*Exercise goal:*
List everything from the line containing "post-time: 28m — [217, 68, 253, 88]" down to the line containing "Where is each" as a numbered list, leaving out blank lines.

[Stored data]
## START
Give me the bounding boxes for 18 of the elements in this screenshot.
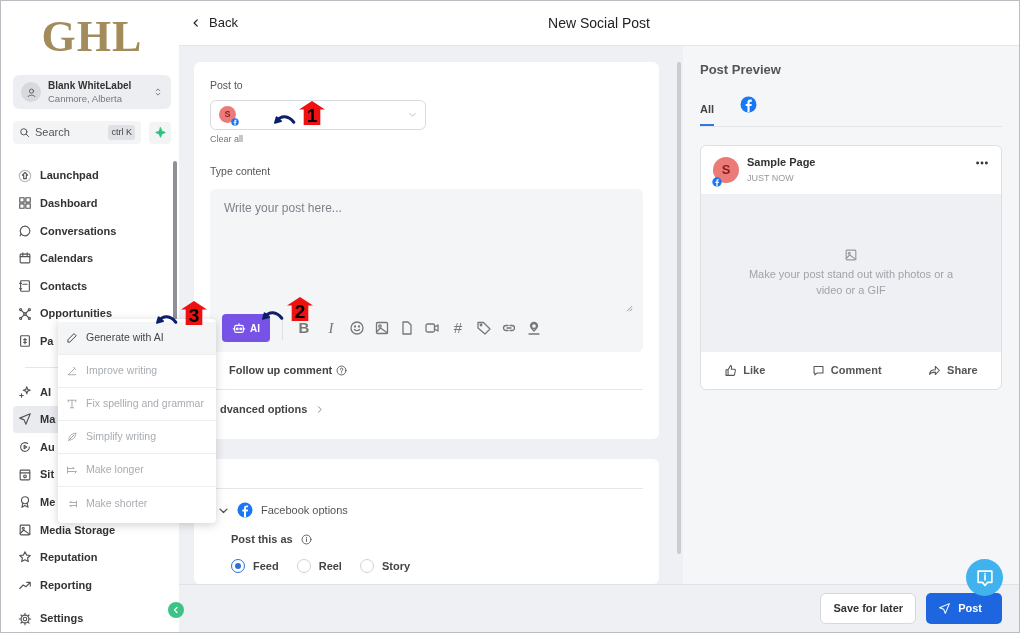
- radio-label: Story: [381, 558, 411, 574]
- media-hint: Make your post stand out with photos or a video or a GIF: [747, 266, 955, 298]
- field-label: Post to: [210, 78, 244, 93]
- brand-logo: GHL: [40, 15, 144, 59]
- account-avatar: S: [219, 106, 236, 124]
- radio-label: Reel: [318, 558, 342, 574]
- section-title: Facebook options: [261, 502, 348, 518]
- shortcut-hint: ctrl K: [108, 124, 135, 141]
- page-title: New Social Post: [547, 13, 651, 33]
- panel-title: Post Preview: [700, 61, 782, 79]
- field-label: Post this as: [231, 532, 293, 548]
- post-time: JUST NOW: [747, 172, 795, 184]
- account-name: Blank WhiteLabel: [48, 80, 133, 93]
- radio-label: Feed: [253, 558, 279, 574]
- search-placeholder: Search: [35, 125, 71, 141]
- page-name: Sample Page: [747, 156, 817, 170]
- field-label: Type content: [210, 164, 272, 180]
- account-location: Canmore, Alberta: [48, 92, 123, 105]
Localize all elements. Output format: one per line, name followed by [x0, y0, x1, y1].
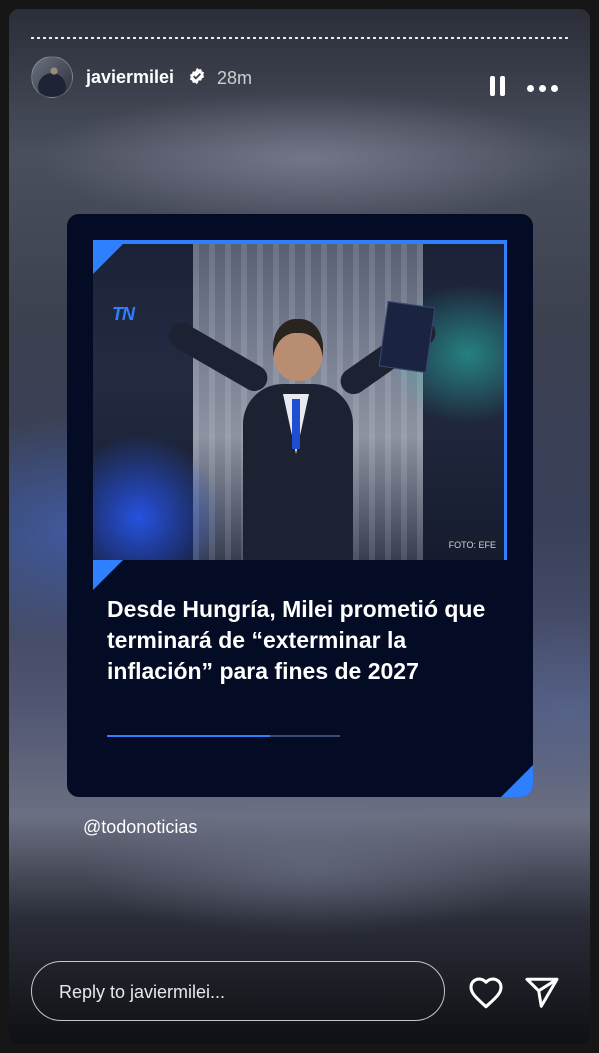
post-time: 28m — [217, 68, 253, 88]
story-progress-bar — [31, 37, 568, 39]
blue-smoke — [93, 434, 223, 560]
person-tie — [292, 399, 300, 449]
avatar[interactable] — [31, 56, 73, 98]
person-head — [273, 319, 323, 381]
photo-credit: FOTO: EFE — [448, 540, 496, 550]
folder — [378, 300, 436, 374]
reply-input[interactable]: Reply to javiermilei... — [59, 980, 419, 1004]
reply-field[interactable]: Reply to javiermilei... — [31, 961, 445, 1021]
story-header: javiermilei 28m — [31, 56, 568, 100]
send-icon[interactable] — [524, 975, 560, 1009]
news-photo: TN FOTO: EFE — [93, 240, 507, 560]
more-options-icon[interactable] — [527, 76, 561, 98]
verified-badge-icon — [189, 67, 205, 85]
corner-accent — [93, 244, 123, 274]
username[interactable]: javiermilei — [86, 67, 174, 88]
corner-accent — [501, 765, 533, 797]
corner-accent — [93, 560, 123, 590]
mention-sticker[interactable]: @todonoticias — [83, 817, 197, 838]
news-headline: Desde Hungría, Milei prometió que termin… — [107, 596, 486, 684]
tn-logo: TN — [112, 304, 135, 324]
news-card[interactable]: TN FOTO: EFE Desde Hungría, Milei promet… — [67, 214, 533, 797]
pause-icon[interactable] — [490, 76, 508, 98]
heart-icon[interactable] — [467, 975, 505, 1009]
headline-divider — [107, 735, 340, 737]
story-viewer: javiermilei 28m TN FOTO: EFE Desde Hungr… — [9, 9, 590, 1044]
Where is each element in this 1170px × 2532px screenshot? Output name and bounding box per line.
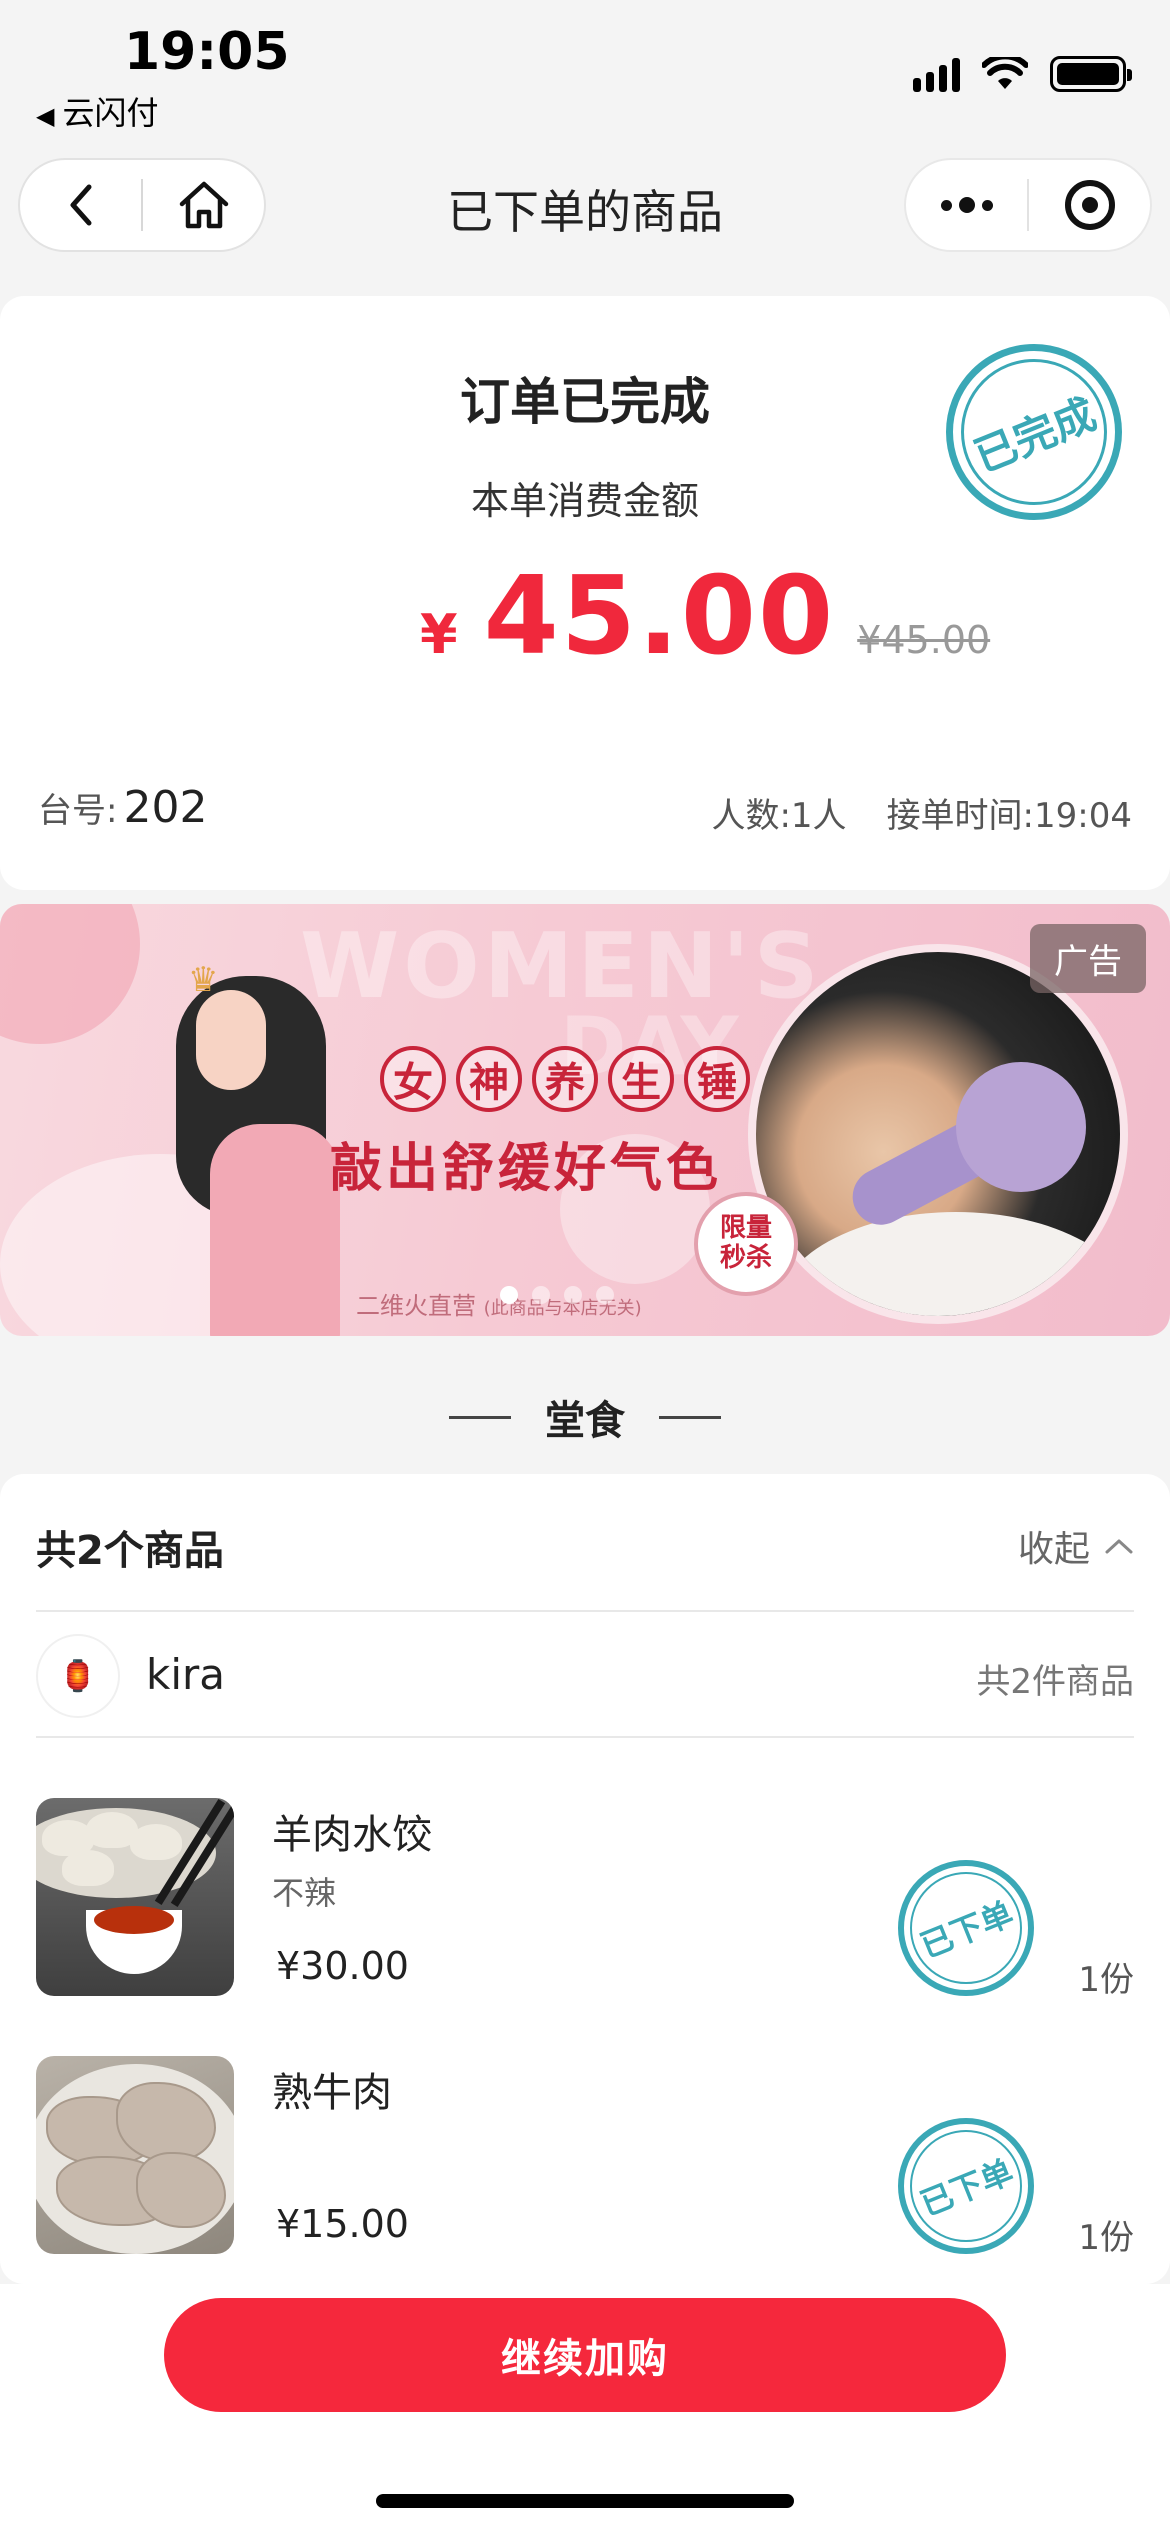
product-image	[36, 2056, 234, 2254]
wifi-icon	[982, 57, 1028, 91]
carousel-dot[interactable]	[596, 1286, 614, 1304]
collapse-label: 收起	[1017, 1529, 1090, 1570]
table-label: 台号:	[38, 791, 118, 831]
ad-headline-char: 神	[456, 1046, 522, 1112]
back-to-app-link[interactable]: ◀ 云闪付	[36, 88, 158, 134]
collapse-button[interactable]: 收起	[1018, 1520, 1134, 1572]
list-item[interactable]: 熟牛肉 ¥15.00 已下单 1份	[36, 2056, 1134, 2258]
navigation-bar: 已下单的商品	[0, 158, 1170, 256]
completed-stamp-text: 已完成	[967, 388, 1103, 482]
ad-decor-circle	[0, 904, 140, 1044]
ad-product-photo	[748, 944, 1128, 1324]
items-header: 共2个商品 收起	[36, 1474, 1134, 1612]
back-app-label: 云闪付	[62, 94, 159, 132]
people-count: 人数:1人	[711, 796, 847, 836]
product-image	[36, 1798, 234, 1996]
list-item[interactable]: 羊肉水饺 不辣 ¥30.00 已下单 1份	[36, 1798, 1134, 2000]
close-miniprogram-icon	[1064, 180, 1115, 230]
ordered-items-card: 共2个商品 收起 🏮 kira 共2件商品 羊肉水饺 不辣 ¥30.00 已下单…	[0, 1474, 1170, 2284]
completed-stamp: 已完成	[946, 344, 1122, 520]
product-quantity: 1份	[1078, 1960, 1134, 2000]
divider-line	[659, 1415, 721, 1419]
shop-row: 🏮 kira 共2件商品	[36, 1612, 1134, 1738]
status-bar: 19:05 ◀ 云闪付	[0, 0, 1170, 150]
ad-headline: 女 神 养 生 锤	[380, 1046, 750, 1112]
section-divider: 堂食	[0, 1388, 1170, 1446]
amount-row: ¥ 45.00 ¥45.00	[420, 554, 990, 679]
back-triangle-icon: ◀	[36, 102, 55, 130]
product-price: ¥15.00	[276, 2202, 409, 2246]
ordered-stamp-text: 已下单	[915, 1894, 1019, 1966]
product-name: 羊肉水饺	[272, 1812, 432, 1858]
shop-item-count: 共2件商品	[976, 1662, 1134, 1702]
ordered-stamp: 已下单	[898, 2118, 1034, 2254]
divider-line	[449, 1415, 511, 1419]
order-time: 接单时间:19:04	[886, 796, 1132, 836]
close-miniprogram-button[interactable]	[1029, 160, 1150, 250]
ad-tag: 广告	[1030, 924, 1146, 993]
ad-carousel-dots[interactable]	[500, 1286, 614, 1304]
ad-illustration-face	[196, 990, 266, 1090]
ad-headline-char: 养	[532, 1046, 598, 1112]
table-number: 202	[123, 782, 208, 833]
ordered-stamp: 已下单	[898, 1860, 1034, 1996]
ad-headline-char: 生	[608, 1046, 674, 1112]
carousel-dot-active[interactable]	[500, 1286, 518, 1304]
original-amount: ¥45.00	[857, 618, 991, 662]
order-meta: 人数:1人 接单时间:19:04	[711, 788, 1132, 837]
product-quantity: 1份	[1078, 2218, 1134, 2258]
ad-footer-brand: 二维火直营	[356, 1292, 476, 1320]
crown-icon: ♛	[188, 960, 219, 1000]
order-summary-card: 订单已完成 本单消费金额 ¥ 45.00 ¥45.00 已完成 台号: 202 …	[0, 296, 1170, 890]
shop-avatar: 🏮	[36, 1634, 120, 1718]
ad-headline-char: 女	[380, 1046, 446, 1112]
continue-ordering-button[interactable]: 继续加购	[164, 2298, 1006, 2412]
bottom-bar: 继续加购	[0, 2284, 1170, 2532]
shop-name: kira	[146, 1650, 225, 1699]
status-time: 19:05	[124, 22, 290, 82]
ordered-stamp-text: 已下单	[915, 2152, 1019, 2224]
signal-icon	[913, 56, 960, 92]
table-info: 台号: 202	[38, 782, 207, 833]
carousel-dot[interactable]	[532, 1286, 550, 1304]
more-icon	[940, 197, 993, 213]
ad-banner[interactable]: WOMEN'S DAY ♛ 女 神 养 生 锤 敲出舒缓好气色 限量 秒杀 二维火…	[0, 904, 1170, 1336]
home-indicator[interactable]	[376, 2494, 794, 2508]
status-icons	[913, 56, 1132, 92]
items-count: 共2个商品	[36, 1528, 224, 1574]
chevron-up-icon	[1105, 1539, 1133, 1554]
product-spec: 不辣	[272, 1874, 337, 1912]
more-button[interactable]	[906, 160, 1027, 250]
ad-seal-line: 限量	[719, 1213, 772, 1244]
currency-symbol: ¥	[420, 603, 458, 666]
ad-illustration-body	[210, 1124, 340, 1336]
carousel-dot[interactable]	[564, 1286, 582, 1304]
battery-icon	[1050, 56, 1132, 92]
section-title: 堂食	[545, 1398, 625, 1444]
product-name: 熟牛肉	[272, 2070, 392, 2116]
ad-subline: 敲出舒缓好气色	[330, 1139, 723, 1199]
ad-seal-line: 秒杀	[719, 1243, 772, 1273]
product-price: ¥30.00	[276, 1944, 409, 1988]
ad-headline-char: 锤	[684, 1046, 750, 1112]
ad-flash-sale-seal: 限量 秒杀	[694, 1192, 798, 1296]
total-amount: 45.00	[483, 554, 836, 679]
nav-right-capsule	[904, 158, 1152, 252]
## END
*Full answer:*
1. post-time: 28m — [217, 68, 253, 88]
2. story-progress-bar — [31, 37, 568, 39]
3. blue-smoke — [93, 434, 223, 560]
4. person-tie — [292, 399, 300, 449]
5. avatar[interactable] — [31, 56, 73, 98]
6. person-head — [273, 319, 323, 381]
7. photo-credit: FOTO: EFE — [448, 540, 496, 550]
8. folder — [378, 300, 436, 374]
9. reply-input[interactable]: Reply to javiermilei... — [59, 980, 419, 1004]
10. reply-field[interactable]: Reply to javiermilei... — [31, 961, 445, 1021]
11. story-header: javiermilei 28m — [31, 56, 568, 100]
12. send-icon[interactable] — [524, 975, 560, 1009]
13. news-photo: TN FOTO: EFE — [93, 240, 507, 560]
14. more-options-icon[interactable] — [527, 76, 561, 98]
15. verified-badge-icon — [189, 67, 205, 85]
16. corner-accent — [93, 244, 123, 274]
17. username[interactable]: javiermilei — [86, 67, 174, 88]
18. corner-accent — [501, 765, 533, 797]
19. corner-accent — [93, 560, 123, 590]
20. mention-sticker[interactable]: @todonoticias — [83, 817, 197, 838]
21. news-headline: Desde Hungría, Milei prometió que termin… — [107, 596, 486, 684]
22. tn-logo: TN — [112, 304, 135, 324]
23. news-card[interactable]: TN FOTO: EFE Desde Hungría, Milei promet… — [67, 214, 533, 797]
24. pause-icon[interactable] — [490, 76, 508, 98]
25. heart-icon[interactable] — [467, 975, 505, 1009]
26. headline-divider — [107, 735, 340, 737]
27. story-viewer: javiermilei 28m TN FOTO: EFE Desde Hungr… — [9, 9, 590, 1044]
28. Where is each element in this 1170px × 2532px screenshot? Output name and bounding box per line.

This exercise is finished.